- [Description of the task]: Repeat the listing that follows, character for character, minus the pictures.
>>>
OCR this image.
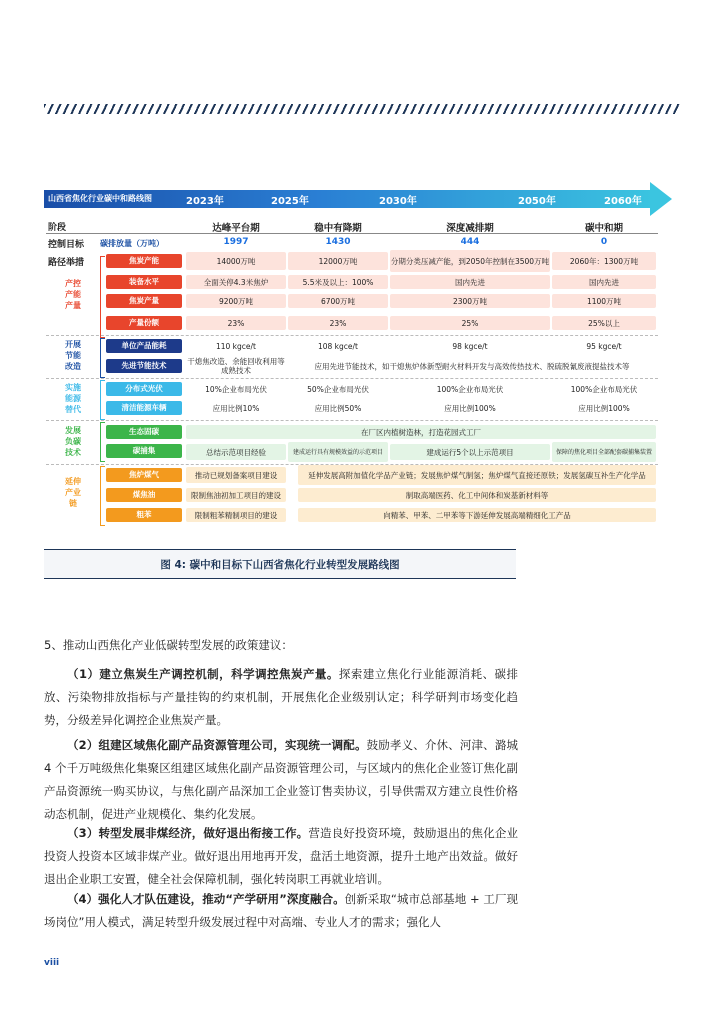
山西省焦化行业碳中和路线图	2023年	2025年	2030年	2050年	2060年
阶段	达峰平台期	稳中有降期	深度减排期	碳中和期
控制目标 碳排放量（万吨）	1997	1430	444	0
路径举措
产控
产能
产量
开展
节能
改造
实施
能源
替代
发展
负碳
技术
延伸
产业
链
焦炭产能	14000万吨	12000万吨	分期分类压减产能，到2050年控制在3500万吨	2060年：1300万吨
装备水平	全面关停4.3米焦炉	5.5米及以上：100%	国内先进	国内先进
焦炭产量	9200万吨	6700万吨	2300万吨	1100万吨
产量份额	23%	23%	25%	25%以上
单位产品能耗	110 kgce/t	108 kgce/t	98 kgce/t	95 kgce/t
先进节能技术	干熄焦改造、余能回收利用等成熟技术	应用先进节能技术，如干熄焦炉体新型耐火材料开发与高效传热技术、脱硫脱氰废液提盐技术等
分布式光伏	10%企业布局光伏	50%企业布局光伏	100%企业布局光伏	100%企业布局光伏
清洁能源车辆	应用比例10%	应用比例50%	应用比例100%	应用比例100%
生态固碳	在厂区内植树造林，打造花园式工厂
碳捕集	总结示范项目经验	建成运行具有规模效益的示范项目	建成运行5个以上示范项目	保障的焦化项目全部配套碳捕集装置
焦炉煤气	推动已规划备案项目建设	延伸发展高附加值化学品产业链；发展焦炉煤气制氢；焦炉煤气直接还原铁；发展氢碳互补生产化学品
煤焦油	限制焦油初加工项目的建设	制取高端医药、化工中间体和炭基新材料等
粗苯	限制粗苯精制项目的建设	向精苯、甲苯、二甲苯等下游延伸发展高端精细化工产品
图 4: 碳中和目标下山西省焦化行业转型发展路线图
5、推动山西焦化产业低碳转型发展的政策建议：
（1）建立焦炭生产调控机制，科学调控焦炭产量。探索建立焦化行业能源消耗、碳排放、污染物排放指标与产量挂钩的约束机制，开展焦化企业级别认定；科学研判市场变化趋势，分级差异化调控企业焦炭产量。
（2）组建区域焦化副产品资源管理公司，实现统一调配。鼓励孝义、介休、河津、潞城 4 个千万吨级焦化集聚区组建区域焦化副产品资源管理公司，与区域内的焦化企业签订焦化副产品资源统一购买协议，与焦化副产品深加工企业签订售卖协议，引导供需双方建立良性价格动态机制，促进产业规模化、集约化发展。
（3）转型发展非煤经济，做好退出衔接工作。营造良好投资环境，鼓励退出的焦化企业投资人投资本区域非煤产业。做好退出用地再开发，盘活土地资源，提升土地产出效益。做好退出企业职工安置，健全社会保障机制，强化转岗职工再就业培训。
（4）强化人才队伍建设，推动“产学研用”深度融合。创新采取“城市总部基地 + 工厂现场岗位”用人模式，满足转型升级发展过程中对高端、专业人才的需求；强化人
viii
<<<
- [Response for this exercise]:
OCR this image.
山西省焦化行业碳中和路线图	2023年	2025年	2030年	2050年	2060年
阶段	达峰平台期	稳中有降期	深度减排期	碳中和期
控制目标 碳排放量（万吨）	1997	1430	444	0
路径举措
产控
产能
产量
开展
节能
改造
实施
能源
替代
发展
负碳
技术
延伸
产业
链
焦炭产能	14000万吨	12000万吨	分期分类压减产能，到2050年控制在3500万吨	2060年：1300万吨
装备水平	全面关停4.3米焦炉	5.5米及以上：100%	国内先进	国内先进
焦炭产量	9200万吨	6700万吨	2300万吨	1100万吨
产量份额	23%	23%	25%	25%以上
单位产品能耗	110 kgce/t	108 kgce/t	98 kgce/t	95 kgce/t
先进节能技术	干熄焦改造、余能回收利用等成熟技术	应用先进节能技术，如干熄焦炉体新型耐火材料开发与高效传热技术、脱硫脱氰废液提盐技术等
分布式光伏	10%企业布局光伏	50%企业布局光伏	100%企业布局光伏	100%企业布局光伏
清洁能源车辆	应用比例10%	应用比例50%	应用比例100%	应用比例100%
生态固碳	在厂区内植树造林，打造花园式工厂
碳捕集	总结示范项目经验	建成运行具有规模效益的示范项目	建成运行5个以上示范项目	保障的焦化项目全部配套碳捕集装置
焦炉煤气	推动已规划备案项目建设	延伸发展高附加值化学品产业链；发展焦炉煤气制氢；焦炉煤气直接还原铁；发展氢碳互补生产化学品
煤焦油	限制焦油初加工项目的建设	制取高端医药、化工中间体和炭基新材料等
粗苯	限制粗苯精制项目的建设	向精苯、甲苯、二甲苯等下游延伸发展高端精细化工产品
图 4: 碳中和目标下山西省焦化行业转型发展路线图
5、推动山西焦化产业低碳转型发展的政策建议：
（1）建立焦炭生产调控机制，科学调控焦炭产量。探索建立焦化行业能源消耗、碳排放、污染物排放指标与产量挂钩的约束机制，开展焦化企业级别认定；科学研判市场变化趋势，分级差异化调控企业焦炭产量。
（2）组建区域焦化副产品资源管理公司，实现统一调配。鼓励孝义、介休、河津、潞城 4 个千万吨级焦化集聚区组建区域焦化副产品资源管理公司，与区域内的焦化企业签订焦化副产品资源统一购买协议，与焦化副产品深加工企业签订售卖协议，引导供需双方建立良性价格动态机制，促进产业规模化、集约化发展。
（3）转型发展非煤经济，做好退出衔接工作。营造良好投资环境，鼓励退出的焦化企业投资人投资本区域非煤产业。做好退出用地再开发，盘活土地资源，提升土地产出效益。做好退出企业职工安置，健全社会保障机制，强化转岗职工再就业培训。
（4）强化人才队伍建设，推动“产学研用”深度融合。创新采取“城市总部基地 + 工厂现场岗位”用人模式，满足转型升级发展过程中对高端、专业人才的需求；强化人
viii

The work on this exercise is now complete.